→ Aim of the exercise: Write every entry out again exactly, please, and skip the pictures.

→ Exercise inputs:
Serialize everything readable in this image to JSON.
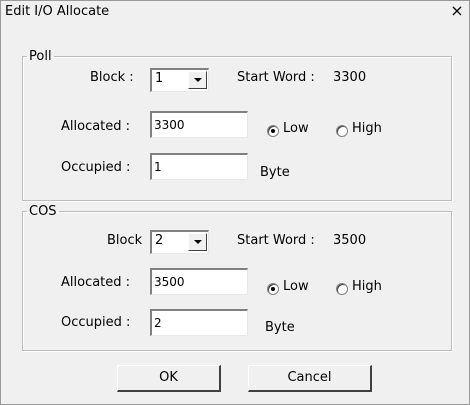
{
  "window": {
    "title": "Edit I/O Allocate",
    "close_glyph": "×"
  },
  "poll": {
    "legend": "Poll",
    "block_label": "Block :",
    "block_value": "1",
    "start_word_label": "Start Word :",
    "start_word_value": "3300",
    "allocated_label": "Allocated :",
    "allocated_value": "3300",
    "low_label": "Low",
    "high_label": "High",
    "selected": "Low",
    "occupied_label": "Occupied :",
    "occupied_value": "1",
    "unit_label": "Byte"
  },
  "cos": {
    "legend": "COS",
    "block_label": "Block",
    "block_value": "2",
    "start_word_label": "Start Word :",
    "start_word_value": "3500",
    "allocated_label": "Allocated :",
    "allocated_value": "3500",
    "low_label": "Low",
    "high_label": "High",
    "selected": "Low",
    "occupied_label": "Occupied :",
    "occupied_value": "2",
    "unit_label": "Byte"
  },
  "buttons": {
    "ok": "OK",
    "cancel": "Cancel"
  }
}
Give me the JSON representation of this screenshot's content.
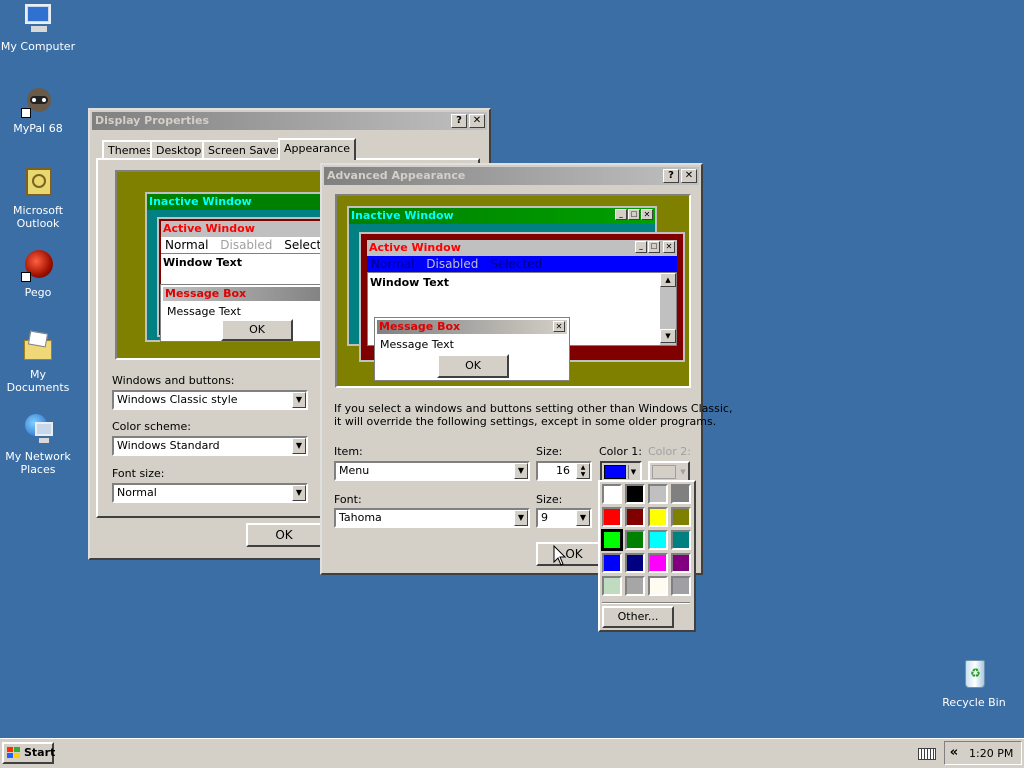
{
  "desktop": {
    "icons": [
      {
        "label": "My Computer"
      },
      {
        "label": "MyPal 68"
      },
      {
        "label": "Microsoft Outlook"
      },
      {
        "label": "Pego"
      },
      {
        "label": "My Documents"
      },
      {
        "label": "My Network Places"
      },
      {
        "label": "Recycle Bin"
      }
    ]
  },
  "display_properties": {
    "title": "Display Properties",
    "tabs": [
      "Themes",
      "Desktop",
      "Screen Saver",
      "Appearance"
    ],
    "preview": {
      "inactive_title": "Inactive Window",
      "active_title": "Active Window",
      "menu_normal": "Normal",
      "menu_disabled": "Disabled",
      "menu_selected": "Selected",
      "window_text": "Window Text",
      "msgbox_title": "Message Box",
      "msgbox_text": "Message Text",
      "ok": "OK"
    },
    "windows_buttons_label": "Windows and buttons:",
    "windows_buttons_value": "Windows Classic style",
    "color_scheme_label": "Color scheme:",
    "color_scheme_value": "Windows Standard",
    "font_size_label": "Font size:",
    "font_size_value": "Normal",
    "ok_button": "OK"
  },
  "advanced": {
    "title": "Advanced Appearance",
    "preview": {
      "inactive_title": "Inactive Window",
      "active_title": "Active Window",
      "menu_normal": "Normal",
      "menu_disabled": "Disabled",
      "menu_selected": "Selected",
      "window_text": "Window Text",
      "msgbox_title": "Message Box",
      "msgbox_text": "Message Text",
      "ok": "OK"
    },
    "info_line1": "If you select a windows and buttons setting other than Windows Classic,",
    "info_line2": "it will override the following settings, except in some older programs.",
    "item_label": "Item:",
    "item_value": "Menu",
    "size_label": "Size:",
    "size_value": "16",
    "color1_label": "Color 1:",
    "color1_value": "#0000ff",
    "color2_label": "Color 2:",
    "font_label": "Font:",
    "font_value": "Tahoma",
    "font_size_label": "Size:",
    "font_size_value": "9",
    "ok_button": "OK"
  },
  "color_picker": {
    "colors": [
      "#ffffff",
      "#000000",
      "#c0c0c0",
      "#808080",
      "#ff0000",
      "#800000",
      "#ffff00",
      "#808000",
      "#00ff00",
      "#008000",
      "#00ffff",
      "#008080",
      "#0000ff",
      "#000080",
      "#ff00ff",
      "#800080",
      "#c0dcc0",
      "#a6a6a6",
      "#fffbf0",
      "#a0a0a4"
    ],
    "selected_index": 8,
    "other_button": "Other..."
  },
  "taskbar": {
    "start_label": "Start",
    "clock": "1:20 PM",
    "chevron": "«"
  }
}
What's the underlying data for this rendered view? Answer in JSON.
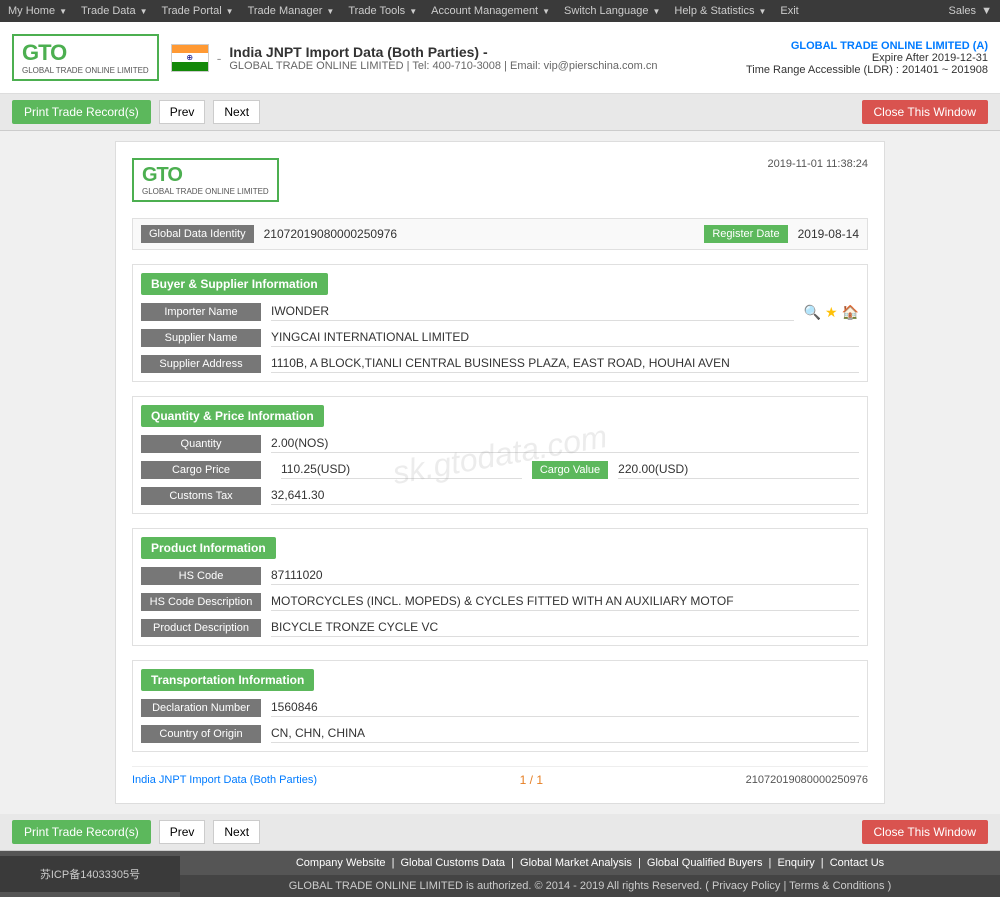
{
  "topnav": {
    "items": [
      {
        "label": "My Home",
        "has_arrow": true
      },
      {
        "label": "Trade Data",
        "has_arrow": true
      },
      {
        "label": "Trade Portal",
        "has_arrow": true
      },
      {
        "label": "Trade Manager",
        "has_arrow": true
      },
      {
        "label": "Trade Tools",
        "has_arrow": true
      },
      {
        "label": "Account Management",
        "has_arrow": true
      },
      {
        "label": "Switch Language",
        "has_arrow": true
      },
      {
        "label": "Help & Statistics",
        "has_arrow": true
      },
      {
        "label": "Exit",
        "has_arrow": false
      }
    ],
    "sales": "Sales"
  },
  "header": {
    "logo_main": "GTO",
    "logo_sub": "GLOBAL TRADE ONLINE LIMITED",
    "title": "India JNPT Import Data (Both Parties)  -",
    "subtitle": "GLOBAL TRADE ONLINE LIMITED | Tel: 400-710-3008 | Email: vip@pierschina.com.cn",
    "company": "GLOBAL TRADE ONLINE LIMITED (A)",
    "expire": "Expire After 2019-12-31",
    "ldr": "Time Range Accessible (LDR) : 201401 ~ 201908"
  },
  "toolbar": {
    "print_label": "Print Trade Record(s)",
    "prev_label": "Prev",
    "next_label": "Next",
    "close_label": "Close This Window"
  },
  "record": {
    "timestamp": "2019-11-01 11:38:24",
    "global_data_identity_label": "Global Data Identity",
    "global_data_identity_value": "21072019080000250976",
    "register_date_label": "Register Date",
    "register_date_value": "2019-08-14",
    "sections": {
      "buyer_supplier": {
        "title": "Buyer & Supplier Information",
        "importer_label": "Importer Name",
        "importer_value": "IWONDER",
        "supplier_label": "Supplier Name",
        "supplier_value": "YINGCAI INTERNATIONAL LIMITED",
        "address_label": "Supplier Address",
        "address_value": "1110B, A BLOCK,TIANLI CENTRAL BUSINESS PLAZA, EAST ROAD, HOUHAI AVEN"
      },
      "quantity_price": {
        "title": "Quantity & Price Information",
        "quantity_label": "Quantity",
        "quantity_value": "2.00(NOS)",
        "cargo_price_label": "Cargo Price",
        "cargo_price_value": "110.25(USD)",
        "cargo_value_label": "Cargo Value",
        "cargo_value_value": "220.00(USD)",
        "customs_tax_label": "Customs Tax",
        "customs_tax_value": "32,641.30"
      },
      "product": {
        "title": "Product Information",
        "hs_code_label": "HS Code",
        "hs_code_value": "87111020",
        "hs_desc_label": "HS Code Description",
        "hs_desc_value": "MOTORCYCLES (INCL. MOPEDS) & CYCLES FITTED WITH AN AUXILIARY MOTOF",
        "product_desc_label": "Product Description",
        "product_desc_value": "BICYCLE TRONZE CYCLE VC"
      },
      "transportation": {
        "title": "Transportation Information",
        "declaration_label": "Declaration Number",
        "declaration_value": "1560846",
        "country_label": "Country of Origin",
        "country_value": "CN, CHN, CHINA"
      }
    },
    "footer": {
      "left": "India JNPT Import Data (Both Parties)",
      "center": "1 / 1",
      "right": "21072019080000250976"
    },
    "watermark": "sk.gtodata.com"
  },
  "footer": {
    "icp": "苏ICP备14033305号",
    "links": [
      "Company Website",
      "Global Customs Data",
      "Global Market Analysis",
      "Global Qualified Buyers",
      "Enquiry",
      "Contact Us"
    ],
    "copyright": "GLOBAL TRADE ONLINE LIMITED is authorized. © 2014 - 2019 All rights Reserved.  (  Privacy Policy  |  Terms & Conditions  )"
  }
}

→ Solution for this problem:
Serialize everything readable in this image to JSON.
{
  "window": {
    "title": "Edit I/O Allocate",
    "close_glyph": "×"
  },
  "poll": {
    "legend": "Poll",
    "block_label": "Block :",
    "block_value": "1",
    "start_word_label": "Start Word :",
    "start_word_value": "3300",
    "allocated_label": "Allocated :",
    "allocated_value": "3300",
    "low_label": "Low",
    "high_label": "High",
    "selected": "Low",
    "occupied_label": "Occupied :",
    "occupied_value": "1",
    "unit_label": "Byte"
  },
  "cos": {
    "legend": "COS",
    "block_label": "Block",
    "block_value": "2",
    "start_word_label": "Start Word :",
    "start_word_value": "3500",
    "allocated_label": "Allocated :",
    "allocated_value": "3500",
    "low_label": "Low",
    "high_label": "High",
    "selected": "Low",
    "occupied_label": "Occupied :",
    "occupied_value": "2",
    "unit_label": "Byte"
  },
  "buttons": {
    "ok": "OK",
    "cancel": "Cancel"
  }
}
Give me the JSON representation of this screenshot's content.
{
  "desktop": {
    "icons": [
      {
        "label": "My Computer"
      },
      {
        "label": "MyPal 68"
      },
      {
        "label": "Microsoft Outlook"
      },
      {
        "label": "Pego"
      },
      {
        "label": "My Documents"
      },
      {
        "label": "My Network Places"
      },
      {
        "label": "Recycle Bin"
      }
    ]
  },
  "display_properties": {
    "title": "Display Properties",
    "tabs": [
      "Themes",
      "Desktop",
      "Screen Saver",
      "Appearance"
    ],
    "preview": {
      "inactive_title": "Inactive Window",
      "active_title": "Active Window",
      "menu_normal": "Normal",
      "menu_disabled": "Disabled",
      "menu_selected": "Selected",
      "window_text": "Window Text",
      "msgbox_title": "Message Box",
      "msgbox_text": "Message Text",
      "ok": "OK"
    },
    "windows_buttons_label": "Windows and buttons:",
    "windows_buttons_value": "Windows Classic style",
    "color_scheme_label": "Color scheme:",
    "color_scheme_value": "Windows Standard",
    "font_size_label": "Font size:",
    "font_size_value": "Normal",
    "ok_button": "OK"
  },
  "advanced": {
    "title": "Advanced Appearance",
    "preview": {
      "inactive_title": "Inactive Window",
      "active_title": "Active Window",
      "menu_normal": "Normal",
      "menu_disabled": "Disabled",
      "menu_selected": "Selected",
      "window_text": "Window Text",
      "msgbox_title": "Message Box",
      "msgbox_text": "Message Text",
      "ok": "OK"
    },
    "info_line1": "If you select a windows and buttons setting other than Windows Classic,",
    "info_line2": "it will override the following settings, except in some older programs.",
    "item_label": "Item:",
    "item_value": "Menu",
    "size_label": "Size:",
    "size_value": "16",
    "color1_label": "Color 1:",
    "color1_value": "#0000ff",
    "color2_label": "Color 2:",
    "font_label": "Font:",
    "font_value": "Tahoma",
    "font_size_label": "Size:",
    "font_size_value": "9",
    "ok_button": "OK"
  },
  "color_picker": {
    "colors": [
      "#ffffff",
      "#000000",
      "#c0c0c0",
      "#808080",
      "#ff0000",
      "#800000",
      "#ffff00",
      "#808000",
      "#00ff00",
      "#008000",
      "#00ffff",
      "#008080",
      "#0000ff",
      "#000080",
      "#ff00ff",
      "#800080",
      "#c0dcc0",
      "#a6a6a6",
      "#fffbf0",
      "#a0a0a4"
    ],
    "selected_index": 8,
    "other_button": "Other..."
  },
  "taskbar": {
    "start_label": "Start",
    "clock": "1:20 PM",
    "chevron": "«"
  }
}
What's the underlying data for this rendered view? Answer in JSON.
{
  "topnav": {
    "items": [
      {
        "label": "My Home",
        "has_arrow": true
      },
      {
        "label": "Trade Data",
        "has_arrow": true
      },
      {
        "label": "Trade Portal",
        "has_arrow": true
      },
      {
        "label": "Trade Manager",
        "has_arrow": true
      },
      {
        "label": "Trade Tools",
        "has_arrow": true
      },
      {
        "label": "Account Management",
        "has_arrow": true
      },
      {
        "label": "Switch Language",
        "has_arrow": true
      },
      {
        "label": "Help & Statistics",
        "has_arrow": true
      },
      {
        "label": "Exit",
        "has_arrow": false
      }
    ],
    "sales": "Sales"
  },
  "header": {
    "logo_main": "GTO",
    "logo_sub": "GLOBAL TRADE ONLINE LIMITED",
    "title": "India JNPT Import Data (Both Parties)  -",
    "subtitle": "GLOBAL TRADE ONLINE LIMITED | Tel: 400-710-3008 | Email: vip@pierschina.com.cn",
    "company": "GLOBAL TRADE ONLINE LIMITED (A)",
    "expire": "Expire After 2019-12-31",
    "ldr": "Time Range Accessible (LDR) : 201401 ~ 201908"
  },
  "toolbar": {
    "print_label": "Print Trade Record(s)",
    "prev_label": "Prev",
    "next_label": "Next",
    "close_label": "Close This Window"
  },
  "record": {
    "timestamp": "2019-11-01 11:38:24",
    "global_data_identity_label": "Global Data Identity",
    "global_data_identity_value": "21072019080000250976",
    "register_date_label": "Register Date",
    "register_date_value": "2019-08-14",
    "sections": {
      "buyer_supplier": {
        "title": "Buyer & Supplier Information",
        "importer_label": "Importer Name",
        "importer_value": "IWONDER",
        "supplier_label": "Supplier Name",
        "supplier_value": "YINGCAI INTERNATIONAL LIMITED",
        "address_label": "Supplier Address",
        "address_value": "1110B, A BLOCK,TIANLI CENTRAL BUSINESS PLAZA, EAST ROAD, HOUHAI AVEN"
      },
      "quantity_price": {
        "title": "Quantity & Price Information",
        "quantity_label": "Quantity",
        "quantity_value": "2.00(NOS)",
        "cargo_price_label": "Cargo Price",
        "cargo_price_value": "110.25(USD)",
        "cargo_value_label": "Cargo Value",
        "cargo_value_value": "220.00(USD)",
        "customs_tax_label": "Customs Tax",
        "customs_tax_value": "32,641.30"
      },
      "product": {
        "title": "Product Information",
        "hs_code_label": "HS Code",
        "hs_code_value": "87111020",
        "hs_desc_label": "HS Code Description",
        "hs_desc_value": "MOTORCYCLES (INCL. MOPEDS) & CYCLES FITTED WITH AN AUXILIARY MOTOF",
        "product_desc_label": "Product Description",
        "product_desc_value": "BICYCLE TRONZE CYCLE VC"
      },
      "transportation": {
        "title": "Transportation Information",
        "declaration_label": "Declaration Number",
        "declaration_value": "1560846",
        "country_label": "Country of Origin",
        "country_value": "CN, CHN, CHINA"
      }
    },
    "footer": {
      "left": "India JNPT Import Data (Both Parties)",
      "center": "1 / 1",
      "right": "21072019080000250976"
    },
    "watermark": "sk.gtodata.com"
  },
  "footer": {
    "icp": "苏ICP备14033305号",
    "links": [
      "Company Website",
      "Global Customs Data",
      "Global Market Analysis",
      "Global Qualified Buyers",
      "Enquiry",
      "Contact Us"
    ],
    "copyright": "GLOBAL TRADE ONLINE LIMITED is authorized. © 2014 - 2019 All rights Reserved.  (  Privacy Policy  |  Terms & Conditions  )"
  }
}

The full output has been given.